### Selected excerpt
---

Lieutenant Commander
Red Shirt
Share your fave trek lines that give you the chills, good or evil... I always felt this one from Soran and Picards reaction to it memorable:

"You know they say time is the fire in which we burn. Right now, my time is running out. We leave so many things unfinished in our lives. I know you understand."
 
Search For Spock has my favorite lines in the entire franchise. They're character moments that really define these characters.
  • "What you had to do. What you always do. Turn death into a fighting chance to live."
  • "If you do this, you'll never sit in the captain's chair again ... "Warp Speed."
  • "Klingon Commander, this is Admiral James T. Kirk. l'm alive and well on the planet surface. I know this wiII come as a pleasant surprise to you, but our ship was a victim of an unfortunate accident. Sorry about your crew, but as we say on Earth, c'est la vie."
  • "l'm gonna tell you something that l never thought l'd ever hear myself say. But it seems l've missed you, and l don't know if l could stand to lose you again.'
  • "What l have done, l had to do ... lf l hadn't tried, the cost would've been my soul."
  • (Kirk inverting Spock's logic with human nobility) "Because the needs of the one outweigh the needs of the many."
I love this exchange from The Voyage Home:
AMANDA: Spock. Does the good of the many outweigh the good of the one?

SPOCK: I would accept that as an axiom.

AMANDA: Then you stand here alive because of a mistake made by your flawed, feeling, human friends. They have sacrificed their futures because they believed that the good of the one, you, was more important to them.

SPOCK: Humans make illogical decisions.

AMANDA: [said with a bit of pride] They do, indeed.​
 
(from First Contact)
PICARD: I will not sacrifice the Enterprise. We've made too many compromises already. Too many retreats. They invade our space and we fall back. They assimilate entire worlds, and we fall back. Not again! The line must be drawn here, this far, no further! And I will make them pay for what they've done!

(from Into Darkness)
HARRISON: John Harrison was a fiction created the moment I was awoken by your Admiral Marcus to help him advance his cause. A smokescreen to conceal my true identity. My name is Khan...
KIRK: Why would a Starfleet admiral ask a three hundred year old frozen man for help?
KHAN: Because I am better.
KIRK: At what?
KHAN: Everything.

(also from Into Darkness)
KHAN: Well, let's play this out logically then, Mister Spock. Firstly, I will kill your captain to demonstrate my resolve. Then if yours holds, I will have no choice but to kill you and your entire crew.
SPOCK: If you destroy our ship, you will also destroy your own people.
KHAN: Your crew requires oxygen to survive, mine does not. I will target your life-support systems located behind the aft nacelle. And after every single person aboard your ship suffocates, I will walk over your cold corpses to recover my people. Now---shall we begin?
 
"With the first link, the chain is forged. The first speech censored, the first thought forbidden, the first freedom denied, chains us all irrevocably." - Jean-luc Picard, quoting Judge Aaron Satie


The first time any man's freedom is trodden upon, we're all damaged.

---

### Record set
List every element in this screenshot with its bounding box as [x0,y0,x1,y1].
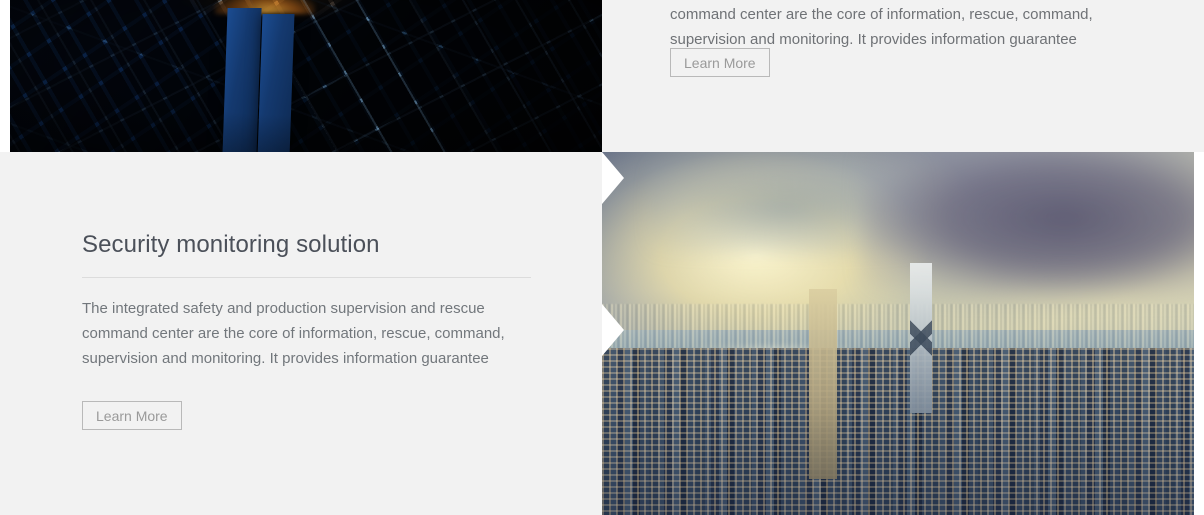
page-title: Security monitoring solution [82,231,380,258]
page-root: The integrated safety and production sup… [0,0,1204,515]
top-learn-more-wrap: Learn More [670,48,770,77]
title-divider [82,277,531,278]
feature-learn-more-wrap: Learn More [82,401,182,430]
feature-learn-more-button[interactable]: Learn More [82,401,182,430]
aerial-vignette [10,0,602,152]
feature-paragraph: The integrated safety and production sup… [82,300,505,367]
harbour-haze-overlay [602,152,1194,515]
aerial-night-city-image [10,0,602,152]
harbour-dusk-city-image [602,152,1194,515]
top-panel-paragraph: The integrated safety and production sup… [670,6,1093,48]
top-learn-more-button[interactable]: Learn More [670,48,770,77]
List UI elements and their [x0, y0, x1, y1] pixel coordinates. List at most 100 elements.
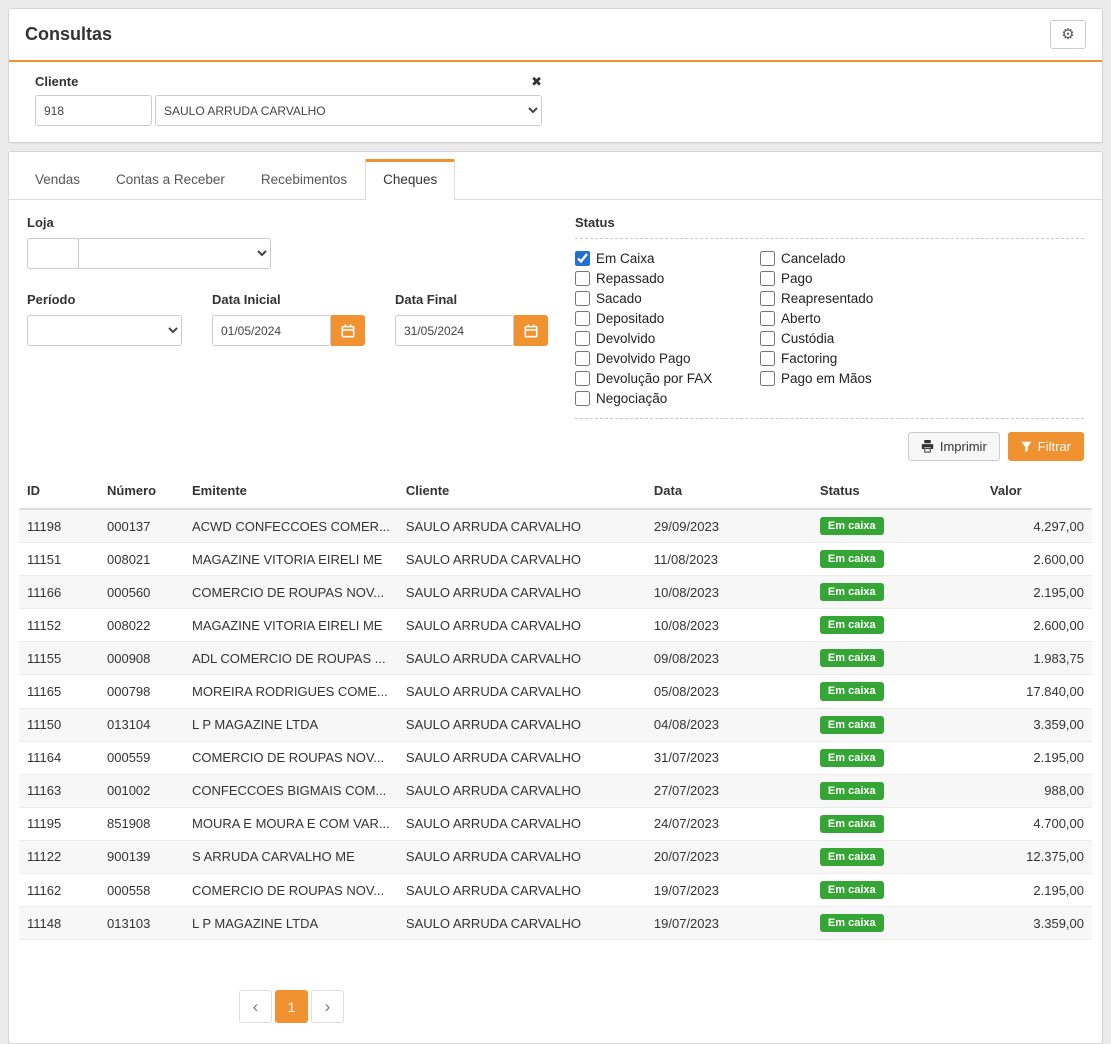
tab-bar: Vendas Contas a Receber Recebimentos Che…	[9, 152, 1102, 200]
cell-status: Em caixa	[812, 741, 982, 774]
pagination-page-1[interactable]: 1	[275, 990, 308, 1023]
data-inicial-input[interactable]	[212, 315, 331, 346]
loja-code-input[interactable]	[27, 238, 79, 269]
loja-select[interactable]	[78, 238, 271, 269]
client-name-select[interactable]: SAULO ARRUDA CARVALHO	[155, 95, 542, 126]
main-card: Vendas Contas a Receber Recebimentos Che…	[8, 151, 1103, 1044]
cell-cliente: SAULO ARRUDA CARVALHO	[398, 509, 646, 543]
cell-valor: 17.840,00	[982, 675, 1092, 708]
table-row[interactable]: 11150 013104 L P MAGAZINE LTDA SAULO ARR…	[19, 708, 1092, 741]
periodo-label: Período	[27, 292, 182, 307]
cell-data: 05/08/2023	[646, 675, 812, 708]
tab[interactable]: Vendas	[17, 159, 98, 199]
status-checkbox[interactable]	[575, 311, 590, 326]
table-row[interactable]: 11151 008021 MAGAZINE VITORIA EIRELI ME …	[19, 543, 1092, 576]
clear-client-icon[interactable]: ✖	[531, 75, 542, 88]
status-checkbox-item[interactable]: Aberto	[760, 308, 873, 328]
imprimir-label: Imprimir	[940, 439, 987, 454]
cell-emitente: MOURA E MOURA E COM VAR...	[184, 807, 398, 840]
table-row[interactable]: 11165 000798 MOREIRA RODRIGUES COME... S…	[19, 675, 1092, 708]
status-checkbox-item[interactable]: Em Caixa	[575, 248, 760, 268]
status-checkbox-item[interactable]: Depositado	[575, 308, 760, 328]
status-checkbox[interactable]	[760, 351, 775, 366]
cell-valor: 1.983,75	[982, 642, 1092, 675]
status-checkbox[interactable]	[575, 331, 590, 346]
table-row[interactable]: 11122 900139 S ARRUDA CARVALHO ME SAULO …	[19, 840, 1092, 873]
cell-numero: 013103	[99, 907, 184, 940]
cell-emitente: MAGAZINE VITORIA EIRELI ME	[184, 609, 398, 642]
periodo-select[interactable]	[27, 315, 182, 346]
status-checkbox[interactable]	[575, 351, 590, 366]
status-checkbox[interactable]	[575, 391, 590, 406]
data-final-calendar-button[interactable]	[514, 315, 548, 346]
table-row[interactable]: 11148 013103 L P MAGAZINE LTDA SAULO ARR…	[19, 907, 1092, 940]
pagination-next-button[interactable]: ›	[311, 990, 344, 1023]
table-row[interactable]: 11163 001002 CONFECCOES BIGMAIS COM... S…	[19, 774, 1092, 807]
tab[interactable]: Contas a Receber	[98, 159, 243, 199]
status-checkbox[interactable]	[760, 291, 775, 306]
table-header-cell: Data	[646, 473, 812, 509]
pagination-prev-button[interactable]: ‹	[239, 990, 272, 1023]
table-row[interactable]: 11162 000558 COMERCIO DE ROUPAS NOV... S…	[19, 874, 1092, 907]
status-checkbox-item[interactable]: Devolvido	[575, 328, 760, 348]
table-row[interactable]: 11155 000908 ADL COMERCIO DE ROUPAS ... …	[19, 642, 1092, 675]
status-checkbox[interactable]	[760, 311, 775, 326]
status-checkbox-item[interactable]: Reapresentado	[760, 288, 873, 308]
data-inicial-calendar-button[interactable]	[331, 315, 365, 346]
tab[interactable]: Recebimentos	[243, 159, 365, 199]
cell-numero: 851908	[99, 807, 184, 840]
cell-data: 27/07/2023	[646, 774, 812, 807]
cell-cliente: SAULO ARRUDA CARVALHO	[398, 642, 646, 675]
status-checkbox[interactable]	[760, 371, 775, 386]
table-row[interactable]: 11195 851908 MOURA E MOURA E COM VAR... …	[19, 807, 1092, 840]
cell-status: Em caixa	[812, 708, 982, 741]
cell-id: 11150	[19, 708, 99, 741]
status-checkbox[interactable]	[575, 271, 590, 286]
status-checkbox-label: Factoring	[781, 351, 837, 366]
cell-emitente: L P MAGAZINE LTDA	[184, 907, 398, 940]
status-checkbox-item[interactable]: Sacado	[575, 288, 760, 308]
status-checkbox-item[interactable]: Devolução por FAX	[575, 368, 760, 388]
table-row[interactable]: 11152 008022 MAGAZINE VITORIA EIRELI ME …	[19, 609, 1092, 642]
cell-id: 11166	[19, 576, 99, 609]
status-checkbox[interactable]	[760, 251, 775, 266]
status-checkbox[interactable]	[760, 271, 775, 286]
client-code-input[interactable]	[35, 95, 152, 126]
settings-button[interactable]: ⚙	[1050, 20, 1086, 49]
cell-cliente: SAULO ARRUDA CARVALHO	[398, 708, 646, 741]
status-checkbox-item[interactable]: Repassado	[575, 268, 760, 288]
status-checkbox-label: Custódia	[781, 331, 834, 346]
status-checkbox-item[interactable]: Negociação	[575, 388, 760, 408]
status-checkbox-item[interactable]: Custódia	[760, 328, 873, 348]
status-checkbox[interactable]	[760, 331, 775, 346]
table-wrap: ID Número Emitente Cliente Data Status V…	[9, 473, 1102, 940]
cell-status: Em caixa	[812, 509, 982, 543]
status-checkbox[interactable]	[575, 251, 590, 266]
status-checkbox-item[interactable]: Factoring	[760, 348, 873, 368]
cell-cliente: SAULO ARRUDA CARVALHO	[398, 774, 646, 807]
cell-status: Em caixa	[812, 609, 982, 642]
status-badge: Em caixa	[820, 914, 884, 932]
status-checkbox[interactable]	[575, 291, 590, 306]
table-row[interactable]: 11164 000559 COMERCIO DE ROUPAS NOV... S…	[19, 741, 1092, 774]
status-checkbox-item[interactable]: Cancelado	[760, 248, 873, 268]
status-checkbox-item[interactable]: Devolvido Pago	[575, 348, 760, 368]
table-row[interactable]: 11166 000560 COMERCIO DE ROUPAS NOV... S…	[19, 576, 1092, 609]
cell-valor: 3.359,00	[982, 907, 1092, 940]
cell-data: 20/07/2023	[646, 840, 812, 873]
cell-cliente: SAULO ARRUDA CARVALHO	[398, 741, 646, 774]
status-checkbox-item[interactable]: Pago em Mãos	[760, 368, 873, 388]
data-final-input[interactable]	[395, 315, 514, 346]
table-row[interactable]: 11198 000137 ACWD CONFECCOES COMER... SA…	[19, 509, 1092, 543]
cell-id: 11195	[19, 807, 99, 840]
status-badge: Em caixa	[820, 815, 884, 833]
cell-emitente: COMERCIO DE ROUPAS NOV...	[184, 576, 398, 609]
consultas-card: Consultas ⚙ Cliente ✖ SAULO ARRUDA CARVA…	[8, 8, 1103, 143]
filtrar-button[interactable]: Filtrar	[1008, 432, 1084, 461]
imprimir-button[interactable]: Imprimir	[908, 432, 1000, 461]
status-checkbox-item[interactable]: Pago	[760, 268, 873, 288]
status-checkbox[interactable]	[575, 371, 590, 386]
cell-status: Em caixa	[812, 874, 982, 907]
calendar-icon	[341, 324, 355, 338]
tab[interactable]: Cheques	[365, 159, 455, 200]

---

### What is expected
Name every film the Trek quotes post identifies by title.

### Exercise result
Search For Spock
The Voyage Home
First Contact
Into Darkness